> [Problem to work on] Restate the full listing word for word and leave the pictures out.
===== Records for this task =====
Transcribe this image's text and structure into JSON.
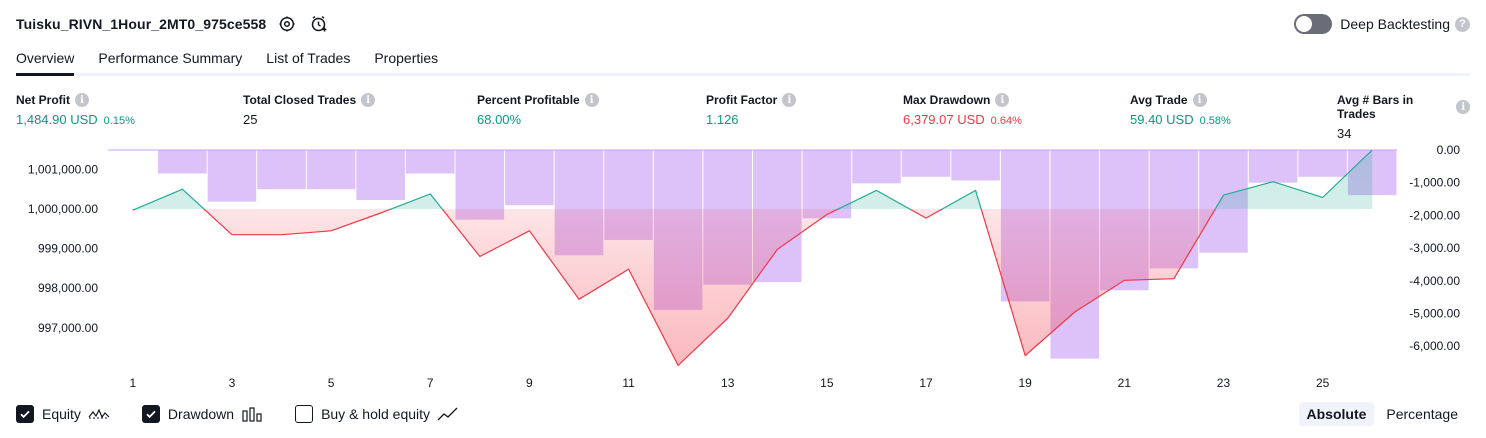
{
  "header": {
    "title": "Tuisku_RIVN_1Hour_2MT0_975ce558",
    "deep_backtesting_label": "Deep Backtesting",
    "deep_backtesting_on": false,
    "help_glyph": "?"
  },
  "tabs": [
    {
      "label": "Overview",
      "active": true
    },
    {
      "label": "Performance Summary",
      "active": false
    },
    {
      "label": "List of Trades",
      "active": false
    },
    {
      "label": "Properties",
      "active": false
    }
  ],
  "metrics": [
    {
      "label": "Net Profit",
      "value": "1,484.90 USD",
      "pct": "0.15%",
      "color": "green"
    },
    {
      "label": "Total Closed Trades",
      "value": "25",
      "pct": "",
      "color": "dark"
    },
    {
      "label": "Percent Profitable",
      "value": "68.00%",
      "pct": "",
      "color": "green"
    },
    {
      "label": "Profit Factor",
      "value": "1.126",
      "pct": "",
      "color": "green"
    },
    {
      "label": "Max Drawdown",
      "value": "6,379.07 USD",
      "pct": "0.64%",
      "color": "red"
    },
    {
      "label": "Avg Trade",
      "value": "59.40 USD",
      "pct": "0.58%",
      "color": "green"
    },
    {
      "label": "Avg # Bars in Trades",
      "value": "34",
      "pct": "",
      "color": "dark"
    }
  ],
  "info_glyph": "i",
  "chart_data": {
    "type": "line",
    "x": [
      1,
      2,
      3,
      4,
      5,
      6,
      7,
      8,
      9,
      10,
      11,
      12,
      13,
      14,
      15,
      16,
      17,
      18,
      19,
      20,
      21,
      22,
      23,
      24,
      25,
      26
    ],
    "x_tick_labels": [
      "1",
      "3",
      "5",
      "7",
      "9",
      "11",
      "13",
      "15",
      "17",
      "19",
      "21",
      "23",
      "25"
    ],
    "equity_baseline": 1000000,
    "left_axis": {
      "ticks": [
        "1,001,000.00",
        "1,000,000.00",
        "999,000.00",
        "998,000.00",
        "997,000.00"
      ],
      "tick_values": [
        1001000,
        1000000,
        999000,
        998000,
        997000
      ]
    },
    "right_axis": {
      "ticks": [
        "0.00",
        "-1,000.00",
        "-2,000.00",
        "-3,000.00",
        "-4,000.00",
        "-5,000.00",
        "-6,000.00"
      ],
      "tick_values": [
        0,
        -1000,
        -2000,
        -3000,
        -4000,
        -5000,
        -6000
      ]
    },
    "series": [
      {
        "name": "Equity",
        "axis": "left",
        "values": [
          999970,
          1000500,
          999350,
          999350,
          999450,
          999900,
          1000380,
          998800,
          999450,
          997720,
          998480,
          996050,
          997240,
          998980,
          999860,
          1000470,
          999770,
          1000470,
          996300,
          997400,
          998200,
          998240,
          1000350,
          1000690,
          1000290,
          1001490
        ]
      },
      {
        "name": "Drawdown",
        "axis": "right",
        "type": "bar",
        "values": [
          0,
          -720,
          -1580,
          -1200,
          -1200,
          -1530,
          -720,
          -2130,
          -1690,
          -3220,
          -2750,
          -4890,
          -4120,
          -4040,
          -2090,
          -1020,
          -820,
          -930,
          -4630,
          -6380,
          -4290,
          -3620,
          -3140,
          -1000,
          -820,
          -1380
        ]
      }
    ],
    "legend": [
      "Equity",
      "Drawdown",
      "Buy & hold equity"
    ]
  },
  "legend": {
    "equity": {
      "label": "Equity",
      "checked": true
    },
    "drawdown": {
      "label": "Drawdown",
      "checked": true
    },
    "buyhold": {
      "label": "Buy & hold equity",
      "checked": false
    }
  },
  "mode": {
    "absolute": "Absolute",
    "percentage": "Percentage",
    "selected": "absolute"
  },
  "colors": {
    "equity_up": "#22ab94",
    "equity_down": "#f23645",
    "drawdown_bar": "#c89cf6",
    "green_text": "#089981",
    "red_text": "#f23645"
  }
}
=====
> [Solution below]
Transcribe this image's text and structure into JSON.
{
  "header": {
    "title": "Tuisku_RIVN_1Hour_2MT0_975ce558",
    "deep_backtesting_label": "Deep Backtesting",
    "deep_backtesting_on": false,
    "help_glyph": "?"
  },
  "tabs": [
    {
      "label": "Overview",
      "active": true
    },
    {
      "label": "Performance Summary",
      "active": false
    },
    {
      "label": "List of Trades",
      "active": false
    },
    {
      "label": "Properties",
      "active": false
    }
  ],
  "metrics": [
    {
      "label": "Net Profit",
      "value": "1,484.90 USD",
      "pct": "0.15%",
      "color": "green"
    },
    {
      "label": "Total Closed Trades",
      "value": "25",
      "pct": "",
      "color": "dark"
    },
    {
      "label": "Percent Profitable",
      "value": "68.00%",
      "pct": "",
      "color": "green"
    },
    {
      "label": "Profit Factor",
      "value": "1.126",
      "pct": "",
      "color": "green"
    },
    {
      "label": "Max Drawdown",
      "value": "6,379.07 USD",
      "pct": "0.64%",
      "color": "red"
    },
    {
      "label": "Avg Trade",
      "value": "59.40 USD",
      "pct": "0.58%",
      "color": "green"
    },
    {
      "label": "Avg # Bars in Trades",
      "value": "34",
      "pct": "",
      "color": "dark"
    }
  ],
  "info_glyph": "i",
  "chart_data": {
    "type": "line",
    "x": [
      1,
      2,
      3,
      4,
      5,
      6,
      7,
      8,
      9,
      10,
      11,
      12,
      13,
      14,
      15,
      16,
      17,
      18,
      19,
      20,
      21,
      22,
      23,
      24,
      25,
      26
    ],
    "x_tick_labels": [
      "1",
      "3",
      "5",
      "7",
      "9",
      "11",
      "13",
      "15",
      "17",
      "19",
      "21",
      "23",
      "25"
    ],
    "equity_baseline": 1000000,
    "left_axis": {
      "ticks": [
        "1,001,000.00",
        "1,000,000.00",
        "999,000.00",
        "998,000.00",
        "997,000.00"
      ],
      "tick_values": [
        1001000,
        1000000,
        999000,
        998000,
        997000
      ]
    },
    "right_axis": {
      "ticks": [
        "0.00",
        "-1,000.00",
        "-2,000.00",
        "-3,000.00",
        "-4,000.00",
        "-5,000.00",
        "-6,000.00"
      ],
      "tick_values": [
        0,
        -1000,
        -2000,
        -3000,
        -4000,
        -5000,
        -6000
      ]
    },
    "series": [
      {
        "name": "Equity",
        "axis": "left",
        "values": [
          999970,
          1000500,
          999350,
          999350,
          999450,
          999900,
          1000380,
          998800,
          999450,
          997720,
          998480,
          996050,
          997240,
          998980,
          999860,
          1000470,
          999770,
          1000470,
          996300,
          997400,
          998200,
          998240,
          1000350,
          1000690,
          1000290,
          1001490
        ]
      },
      {
        "name": "Drawdown",
        "axis": "right",
        "type": "bar",
        "values": [
          0,
          -720,
          -1580,
          -1200,
          -1200,
          -1530,
          -720,
          -2130,
          -1690,
          -3220,
          -2750,
          -4890,
          -4120,
          -4040,
          -2090,
          -1020,
          -820,
          -930,
          -4630,
          -6380,
          -4290,
          -3620,
          -3140,
          -1000,
          -820,
          -1380
        ]
      }
    ],
    "legend": [
      "Equity",
      "Drawdown",
      "Buy & hold equity"
    ]
  },
  "legend": {
    "equity": {
      "label": "Equity",
      "checked": true
    },
    "drawdown": {
      "label": "Drawdown",
      "checked": true
    },
    "buyhold": {
      "label": "Buy & hold equity",
      "checked": false
    }
  },
  "mode": {
    "absolute": "Absolute",
    "percentage": "Percentage",
    "selected": "absolute"
  },
  "colors": {
    "equity_up": "#22ab94",
    "equity_down": "#f23645",
    "drawdown_bar": "#c89cf6",
    "green_text": "#089981",
    "red_text": "#f23645"
  }
}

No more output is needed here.